-- Opening Marker --

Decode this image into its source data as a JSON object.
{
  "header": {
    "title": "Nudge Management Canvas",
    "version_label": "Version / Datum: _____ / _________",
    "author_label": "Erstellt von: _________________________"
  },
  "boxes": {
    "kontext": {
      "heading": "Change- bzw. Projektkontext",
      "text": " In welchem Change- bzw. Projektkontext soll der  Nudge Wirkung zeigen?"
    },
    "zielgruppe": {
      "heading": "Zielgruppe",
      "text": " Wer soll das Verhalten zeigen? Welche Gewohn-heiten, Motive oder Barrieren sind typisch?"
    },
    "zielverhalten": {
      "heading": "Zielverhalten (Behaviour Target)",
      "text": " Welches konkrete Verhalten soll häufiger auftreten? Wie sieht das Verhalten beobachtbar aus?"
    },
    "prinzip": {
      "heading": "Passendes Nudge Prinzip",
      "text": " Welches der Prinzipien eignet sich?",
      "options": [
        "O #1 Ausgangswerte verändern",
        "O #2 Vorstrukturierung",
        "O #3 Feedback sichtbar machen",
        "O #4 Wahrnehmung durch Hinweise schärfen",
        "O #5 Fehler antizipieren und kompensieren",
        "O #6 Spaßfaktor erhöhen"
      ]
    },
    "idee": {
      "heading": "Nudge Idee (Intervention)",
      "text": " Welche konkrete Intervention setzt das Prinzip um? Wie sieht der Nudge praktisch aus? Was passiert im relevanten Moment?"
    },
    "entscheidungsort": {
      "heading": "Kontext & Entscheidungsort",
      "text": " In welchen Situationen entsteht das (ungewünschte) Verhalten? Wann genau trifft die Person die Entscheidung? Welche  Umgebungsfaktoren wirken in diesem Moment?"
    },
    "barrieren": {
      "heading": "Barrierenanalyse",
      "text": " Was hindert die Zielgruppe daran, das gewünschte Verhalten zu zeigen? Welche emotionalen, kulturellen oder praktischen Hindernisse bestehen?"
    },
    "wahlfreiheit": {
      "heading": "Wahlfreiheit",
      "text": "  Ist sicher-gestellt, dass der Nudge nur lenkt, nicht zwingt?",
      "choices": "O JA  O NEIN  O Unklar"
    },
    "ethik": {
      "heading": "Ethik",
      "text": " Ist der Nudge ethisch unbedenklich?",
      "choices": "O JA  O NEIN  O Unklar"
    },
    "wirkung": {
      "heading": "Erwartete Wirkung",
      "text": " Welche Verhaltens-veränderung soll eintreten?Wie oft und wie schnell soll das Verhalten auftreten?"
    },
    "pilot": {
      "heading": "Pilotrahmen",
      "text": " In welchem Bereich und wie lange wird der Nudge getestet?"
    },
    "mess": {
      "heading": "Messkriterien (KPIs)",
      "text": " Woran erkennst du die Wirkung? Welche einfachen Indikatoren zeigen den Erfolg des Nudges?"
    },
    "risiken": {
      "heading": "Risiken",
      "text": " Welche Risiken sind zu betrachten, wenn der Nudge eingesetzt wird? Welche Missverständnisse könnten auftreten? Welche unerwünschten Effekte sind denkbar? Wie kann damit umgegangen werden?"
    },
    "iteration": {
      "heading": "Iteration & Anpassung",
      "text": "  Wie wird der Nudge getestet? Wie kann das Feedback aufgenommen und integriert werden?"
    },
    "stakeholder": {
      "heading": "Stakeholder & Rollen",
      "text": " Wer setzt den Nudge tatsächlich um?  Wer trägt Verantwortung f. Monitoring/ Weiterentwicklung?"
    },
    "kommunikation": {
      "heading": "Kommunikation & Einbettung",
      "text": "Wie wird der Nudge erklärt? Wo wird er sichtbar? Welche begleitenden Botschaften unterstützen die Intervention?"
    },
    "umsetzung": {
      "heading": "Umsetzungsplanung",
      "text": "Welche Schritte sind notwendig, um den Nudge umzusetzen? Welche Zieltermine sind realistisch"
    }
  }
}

-- Closing Marker --

### Task item
What lines above contain "auftreten"? Copy them out.

### Answer to the problem
      "text": " Welches konkrete Verhalten soll häufiger auftreten? Wie sieht das Verhalten beobachtbar aus?"
      "text": " Welche Verhaltens-veränderung soll eintreten?Wie oft und wie schnell soll das Verhalten auftreten?"
      "text": " Welche Risiken sind zu betrachten, wenn der Nudge eingesetzt wird? Welche Missverständnisse könnten auftreten? Welche unerwünschten Effekte sind denkbar? Wie kann damit umgegangen werden?"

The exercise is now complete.